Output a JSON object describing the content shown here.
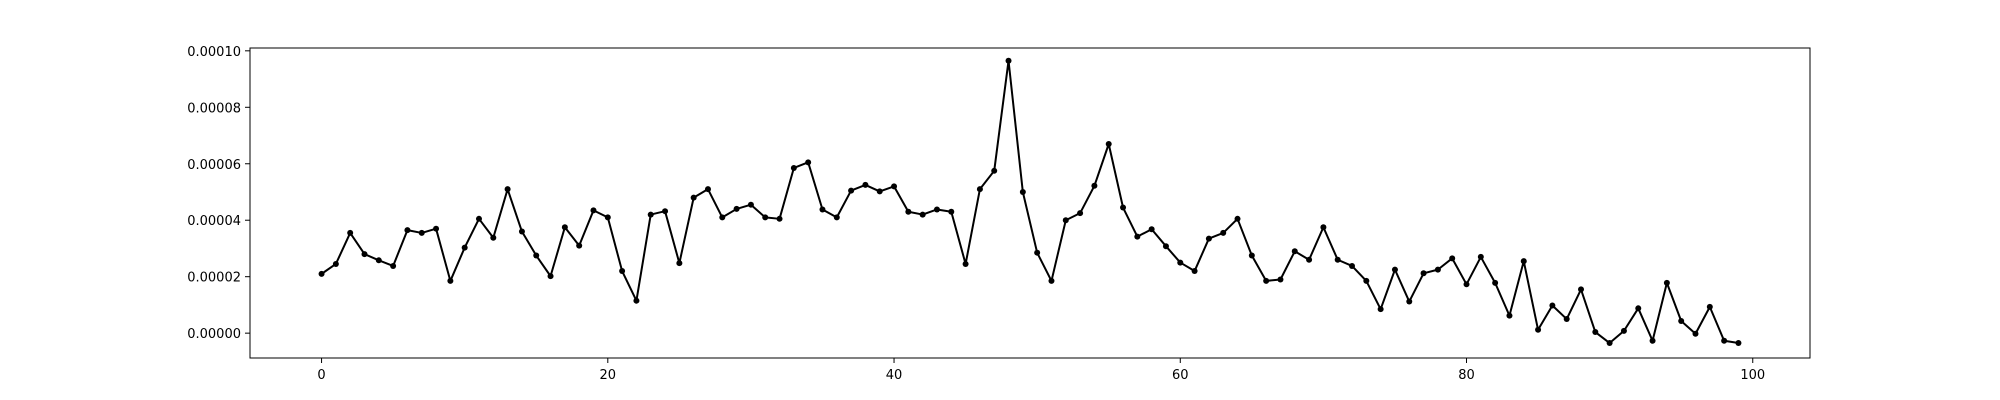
{
  "chart_data": {
    "type": "line",
    "title": "",
    "xlabel": "",
    "ylabel": "",
    "xlim": [
      -5,
      104
    ],
    "ylim": [
      -8.8e-06,
      0.000101
    ],
    "grid": false,
    "legend": "none",
    "x_ticks": [
      0,
      20,
      40,
      60,
      80,
      100
    ],
    "x_tick_labels": [
      "0",
      "20",
      "40",
      "60",
      "80",
      "100"
    ],
    "y_ticks": [
      0.0,
      2e-05,
      4e-05,
      6e-05,
      8e-05,
      0.0001
    ],
    "y_tick_labels": [
      "0.00000",
      "0.00002",
      "0.00004",
      "0.00006",
      "0.00008",
      "0.00010"
    ],
    "line_color": "#000000",
    "marker": "circle",
    "series": [
      {
        "x": [
          0,
          1,
          2,
          3,
          4,
          5,
          6,
          7,
          8,
          9,
          10,
          11,
          12,
          13,
          14,
          15,
          16,
          17,
          18,
          19,
          20,
          21,
          22,
          23,
          24,
          25,
          26,
          27,
          28,
          29,
          30,
          31,
          32,
          33,
          34,
          35,
          36,
          37,
          38,
          39,
          40,
          41,
          42,
          43,
          44,
          45,
          46,
          47,
          48,
          49,
          50,
          51,
          52,
          53,
          54,
          55,
          56,
          57,
          58,
          59,
          60,
          61,
          62,
          63,
          64,
          65,
          66,
          67,
          68,
          69,
          70,
          71,
          72,
          73,
          74,
          75,
          76,
          77,
          78,
          79,
          80,
          81,
          82,
          83,
          84,
          85,
          86,
          87,
          88,
          89,
          90,
          91,
          92,
          93,
          94,
          95,
          96,
          97,
          98,
          99
        ],
        "values": [
          2.1e-05,
          2.45e-05,
          3.55e-05,
          2.8e-05,
          2.58e-05,
          2.38e-05,
          3.65e-05,
          3.55e-05,
          3.7e-05,
          1.85e-05,
          3.03e-05,
          4.05e-05,
          3.38e-05,
          5.1e-05,
          3.6e-05,
          2.75e-05,
          2.02e-05,
          3.75e-05,
          3.1e-05,
          4.35e-05,
          4.1e-05,
          2.2e-05,
          1.15e-05,
          4.2e-05,
          4.32e-05,
          2.48e-05,
          4.8e-05,
          5.1e-05,
          4.1e-05,
          4.4e-05,
          4.55e-05,
          4.1e-05,
          4.05e-05,
          5.85e-05,
          6.05e-05,
          4.38e-05,
          4.1e-05,
          5.05e-05,
          5.25e-05,
          5.02e-05,
          5.2e-05,
          4.3e-05,
          4.2e-05,
          4.38e-05,
          4.3e-05,
          2.45e-05,
          5.1e-05,
          5.75e-05,
          9.65e-05,
          5e-05,
          2.85e-05,
          1.85e-05,
          4e-05,
          4.25e-05,
          5.22e-05,
          6.7e-05,
          4.45e-05,
          3.42e-05,
          3.68e-05,
          3.08e-05,
          2.5e-05,
          2.2e-05,
          3.35e-05,
          3.55e-05,
          4.05e-05,
          2.75e-05,
          1.85e-05,
          1.9e-05,
          2.9e-05,
          2.6e-05,
          3.75e-05,
          2.6e-05,
          2.38e-05,
          1.85e-05,
          8.5e-06,
          2.25e-05,
          1.12e-05,
          2.12e-05,
          2.25e-05,
          2.65e-05,
          1.73e-05,
          2.7e-05,
          1.78e-05,
          6.2e-06,
          2.55e-05,
          1.2e-06,
          9.8e-06,
          5e-06,
          1.55e-05,
          4e-07,
          -3.5e-06,
          8e-07,
          8.8e-06,
          -2.7e-06,
          1.78e-05,
          4.3e-06,
          -2e-07,
          9.3e-06,
          -2.7e-06,
          -3.5e-06
        ]
      }
    ]
  }
}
....
→ **STATED EXERCISE**: Copy out the listing exactly as it stands, but not the pictures.

→ **ANSWER TO THIS TASK**:
Output a JSON object describing the content shown here.
{
  "chart_data": {
    "type": "line",
    "title": "",
    "xlabel": "",
    "ylabel": "",
    "xlim": [
      -5,
      104
    ],
    "ylim": [
      -8.8e-06,
      0.000101
    ],
    "grid": false,
    "legend": "none",
    "x_ticks": [
      0,
      20,
      40,
      60,
      80,
      100
    ],
    "x_tick_labels": [
      "0",
      "20",
      "40",
      "60",
      "80",
      "100"
    ],
    "y_ticks": [
      0.0,
      2e-05,
      4e-05,
      6e-05,
      8e-05,
      0.0001
    ],
    "y_tick_labels": [
      "0.00000",
      "0.00002",
      "0.00004",
      "0.00006",
      "0.00008",
      "0.00010"
    ],
    "line_color": "#000000",
    "marker": "circle",
    "series": [
      {
        "x": [
          0,
          1,
          2,
          3,
          4,
          5,
          6,
          7,
          8,
          9,
          10,
          11,
          12,
          13,
          14,
          15,
          16,
          17,
          18,
          19,
          20,
          21,
          22,
          23,
          24,
          25,
          26,
          27,
          28,
          29,
          30,
          31,
          32,
          33,
          34,
          35,
          36,
          37,
          38,
          39,
          40,
          41,
          42,
          43,
          44,
          45,
          46,
          47,
          48,
          49,
          50,
          51,
          52,
          53,
          54,
          55,
          56,
          57,
          58,
          59,
          60,
          61,
          62,
          63,
          64,
          65,
          66,
          67,
          68,
          69,
          70,
          71,
          72,
          73,
          74,
          75,
          76,
          77,
          78,
          79,
          80,
          81,
          82,
          83,
          84,
          85,
          86,
          87,
          88,
          89,
          90,
          91,
          92,
          93,
          94,
          95,
          96,
          97,
          98,
          99
        ],
        "values": [
          2.1e-05,
          2.45e-05,
          3.55e-05,
          2.8e-05,
          2.58e-05,
          2.38e-05,
          3.65e-05,
          3.55e-05,
          3.7e-05,
          1.85e-05,
          3.03e-05,
          4.05e-05,
          3.38e-05,
          5.1e-05,
          3.6e-05,
          2.75e-05,
          2.02e-05,
          3.75e-05,
          3.1e-05,
          4.35e-05,
          4.1e-05,
          2.2e-05,
          1.15e-05,
          4.2e-05,
          4.32e-05,
          2.48e-05,
          4.8e-05,
          5.1e-05,
          4.1e-05,
          4.4e-05,
          4.55e-05,
          4.1e-05,
          4.05e-05,
          5.85e-05,
          6.05e-05,
          4.38e-05,
          4.1e-05,
          5.05e-05,
          5.25e-05,
          5.02e-05,
          5.2e-05,
          4.3e-05,
          4.2e-05,
          4.38e-05,
          4.3e-05,
          2.45e-05,
          5.1e-05,
          5.75e-05,
          9.65e-05,
          5e-05,
          2.85e-05,
          1.85e-05,
          4e-05,
          4.25e-05,
          5.22e-05,
          6.7e-05,
          4.45e-05,
          3.42e-05,
          3.68e-05,
          3.08e-05,
          2.5e-05,
          2.2e-05,
          3.35e-05,
          3.55e-05,
          4.05e-05,
          2.75e-05,
          1.85e-05,
          1.9e-05,
          2.9e-05,
          2.6e-05,
          3.75e-05,
          2.6e-05,
          2.38e-05,
          1.85e-05,
          8.5e-06,
          2.25e-05,
          1.12e-05,
          2.12e-05,
          2.25e-05,
          2.65e-05,
          1.73e-05,
          2.7e-05,
          1.78e-05,
          6.2e-06,
          2.55e-05,
          1.2e-06,
          9.8e-06,
          5e-06,
          1.55e-05,
          4e-07,
          -3.5e-06,
          8e-07,
          8.8e-06,
          -2.7e-06,
          1.78e-05,
          4.3e-06,
          -2e-07,
          9.3e-06,
          -2.7e-06,
          -3.5e-06
        ]
      }
    ]
  }
}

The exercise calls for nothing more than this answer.